◆ **Task instructions**:
Find how many lines contain the word "color" and state that number alone.

(Part of a data file)
=-=-=

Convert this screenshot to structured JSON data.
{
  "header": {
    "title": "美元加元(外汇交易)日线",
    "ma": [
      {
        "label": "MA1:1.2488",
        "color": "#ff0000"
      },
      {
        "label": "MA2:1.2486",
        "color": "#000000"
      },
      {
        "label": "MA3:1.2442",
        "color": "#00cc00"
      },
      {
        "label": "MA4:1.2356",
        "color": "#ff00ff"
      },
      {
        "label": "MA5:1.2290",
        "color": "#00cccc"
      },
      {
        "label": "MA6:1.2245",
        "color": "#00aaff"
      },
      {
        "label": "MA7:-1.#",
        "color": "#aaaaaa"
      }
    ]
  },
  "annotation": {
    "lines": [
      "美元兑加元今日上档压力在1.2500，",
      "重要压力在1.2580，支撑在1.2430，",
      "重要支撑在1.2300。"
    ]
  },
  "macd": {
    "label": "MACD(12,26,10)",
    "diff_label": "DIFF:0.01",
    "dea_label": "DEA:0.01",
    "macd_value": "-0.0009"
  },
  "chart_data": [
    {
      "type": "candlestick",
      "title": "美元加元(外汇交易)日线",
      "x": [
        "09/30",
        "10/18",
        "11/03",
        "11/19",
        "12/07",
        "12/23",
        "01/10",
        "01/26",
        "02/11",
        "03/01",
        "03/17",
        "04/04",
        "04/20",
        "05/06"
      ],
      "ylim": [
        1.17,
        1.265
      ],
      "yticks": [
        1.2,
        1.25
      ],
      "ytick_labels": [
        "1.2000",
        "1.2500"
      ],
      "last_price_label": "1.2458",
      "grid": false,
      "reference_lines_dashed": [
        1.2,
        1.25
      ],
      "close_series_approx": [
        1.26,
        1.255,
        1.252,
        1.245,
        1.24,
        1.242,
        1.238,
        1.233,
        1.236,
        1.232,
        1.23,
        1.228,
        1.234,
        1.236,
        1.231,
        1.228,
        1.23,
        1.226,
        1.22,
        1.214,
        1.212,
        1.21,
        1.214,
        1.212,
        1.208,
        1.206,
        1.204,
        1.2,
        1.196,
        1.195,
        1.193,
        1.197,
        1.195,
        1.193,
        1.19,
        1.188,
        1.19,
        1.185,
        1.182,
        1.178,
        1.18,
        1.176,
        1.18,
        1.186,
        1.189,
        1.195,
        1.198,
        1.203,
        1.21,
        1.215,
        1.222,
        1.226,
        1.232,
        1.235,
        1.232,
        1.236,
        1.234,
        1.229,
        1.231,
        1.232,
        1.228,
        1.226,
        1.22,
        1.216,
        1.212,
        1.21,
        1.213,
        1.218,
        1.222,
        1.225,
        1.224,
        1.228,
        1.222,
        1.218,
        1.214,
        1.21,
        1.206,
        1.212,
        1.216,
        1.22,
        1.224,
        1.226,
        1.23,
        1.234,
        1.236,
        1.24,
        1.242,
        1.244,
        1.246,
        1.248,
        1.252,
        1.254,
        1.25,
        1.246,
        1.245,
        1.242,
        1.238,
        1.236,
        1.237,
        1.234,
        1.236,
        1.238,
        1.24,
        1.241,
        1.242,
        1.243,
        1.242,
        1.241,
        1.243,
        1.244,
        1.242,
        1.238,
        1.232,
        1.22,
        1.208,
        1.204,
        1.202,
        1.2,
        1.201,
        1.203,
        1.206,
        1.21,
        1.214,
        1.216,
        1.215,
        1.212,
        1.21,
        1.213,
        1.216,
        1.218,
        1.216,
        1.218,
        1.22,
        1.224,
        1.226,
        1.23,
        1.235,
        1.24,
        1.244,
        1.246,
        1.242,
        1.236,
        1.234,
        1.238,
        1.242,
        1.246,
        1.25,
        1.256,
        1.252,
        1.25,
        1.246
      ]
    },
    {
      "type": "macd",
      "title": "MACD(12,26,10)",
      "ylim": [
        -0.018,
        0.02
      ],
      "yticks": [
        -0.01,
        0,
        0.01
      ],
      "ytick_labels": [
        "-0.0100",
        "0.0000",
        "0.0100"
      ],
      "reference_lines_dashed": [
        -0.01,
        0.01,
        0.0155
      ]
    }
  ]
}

=-=-=

◆ **Answer to this problem**:
7